• [Records supplied]:
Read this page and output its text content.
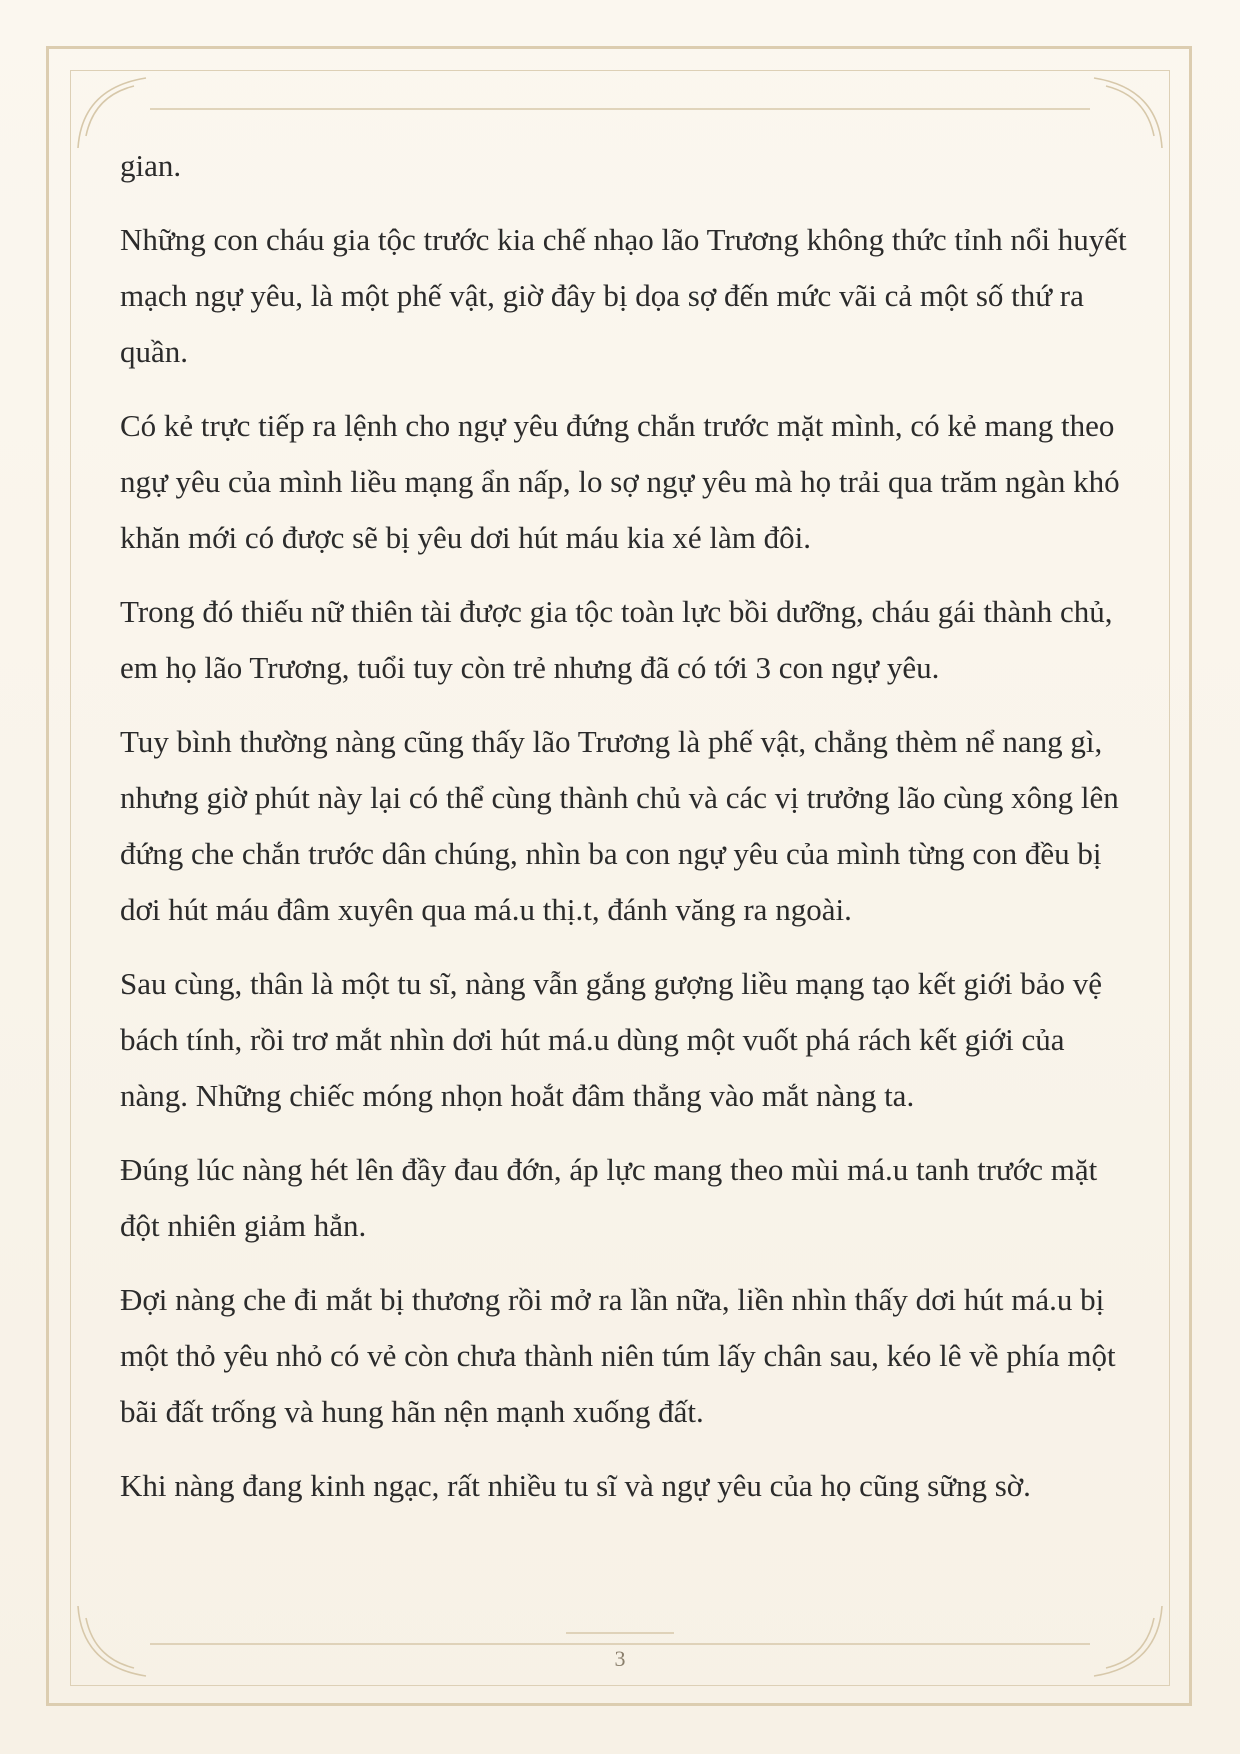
gian.

Những con cháu gia tộc trước kia chế nhạo lão Trương không thức tỉnh nổi huyết mạch ngự yêu, là một phế vật, giờ đây bị dọa sợ đến mức vãi cả một số thứ ra quần.

Có kẻ trực tiếp ra lệnh cho ngự yêu đứng chắn trước mặt mình, có kẻ mang theo ngự yêu của mình liều mạng ẩn nấp, lo sợ ngự yêu mà họ trải qua trăm ngàn khó khăn mới có được sẽ bị yêu dơi hút máu kia xé làm đôi.

Trong đó thiếu nữ thiên tài được gia tộc toàn lực bồi dưỡng, cháu gái thành chủ, em họ lão Trương, tuổi tuy còn trẻ nhưng đã có tới 3 con ngự yêu.

Tuy bình thường nàng cũng thấy lão Trương là phế vật, chẳng thèm nể nang gì, nhưng giờ phút này lại có thể cùng thành chủ và các vị trưởng lão cùng xông lên đứng che chắn trước dân chúng, nhìn ba con ngự yêu của mình từng con đều bị dơi hút máu đâm xuyên qua má.u thị.t, đánh văng ra ngoài.

Sau cùng, thân là một tu sĩ, nàng vẫn gắng gượng liều mạng tạo kết giới bảo vệ bách tính, rồi trơ mắt nhìn dơi hút má.u dùng một vuốt phá rách kết giới của nàng. Những chiếc móng nhọn hoắt đâm thẳng vào mắt nàng ta.

Đúng lúc nàng hét lên đầy đau đớn, áp lực mang theo mùi má.u tanh trước mặt đột nhiên giảm hẳn.

Đợi nàng che đi mắt bị thương rồi mở ra lần nữa, liền nhìn thấy dơi hút má.u bị một thỏ yêu nhỏ có vẻ còn chưa thành niên túm lấy chân sau, kéo lê về phía một bãi đất trống và hung hãn nện mạnh xuống đất.

Khi nàng đang kinh ngạc, rất nhiều tu sĩ và ngự yêu của họ cũng sững sờ.

3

• [Stated goal]: Look through the records and gather each line with the word "cháu".

• [Solution to this exercise]:
Những con cháu gia tộc trước kia chế nhạo lão Trương không thức tỉnh nổi huyết mạch ngự yêu, là một phế vật, giờ đây bị dọa sợ đến mức vãi cả một số thứ ra quần.
Trong đó thiếu nữ thiên tài được gia tộc toàn lực bồi dưỡng, cháu gái thành chủ, em họ lão Trương, tuổi tuy còn trẻ nhưng đã có tới 3 con ngự yêu.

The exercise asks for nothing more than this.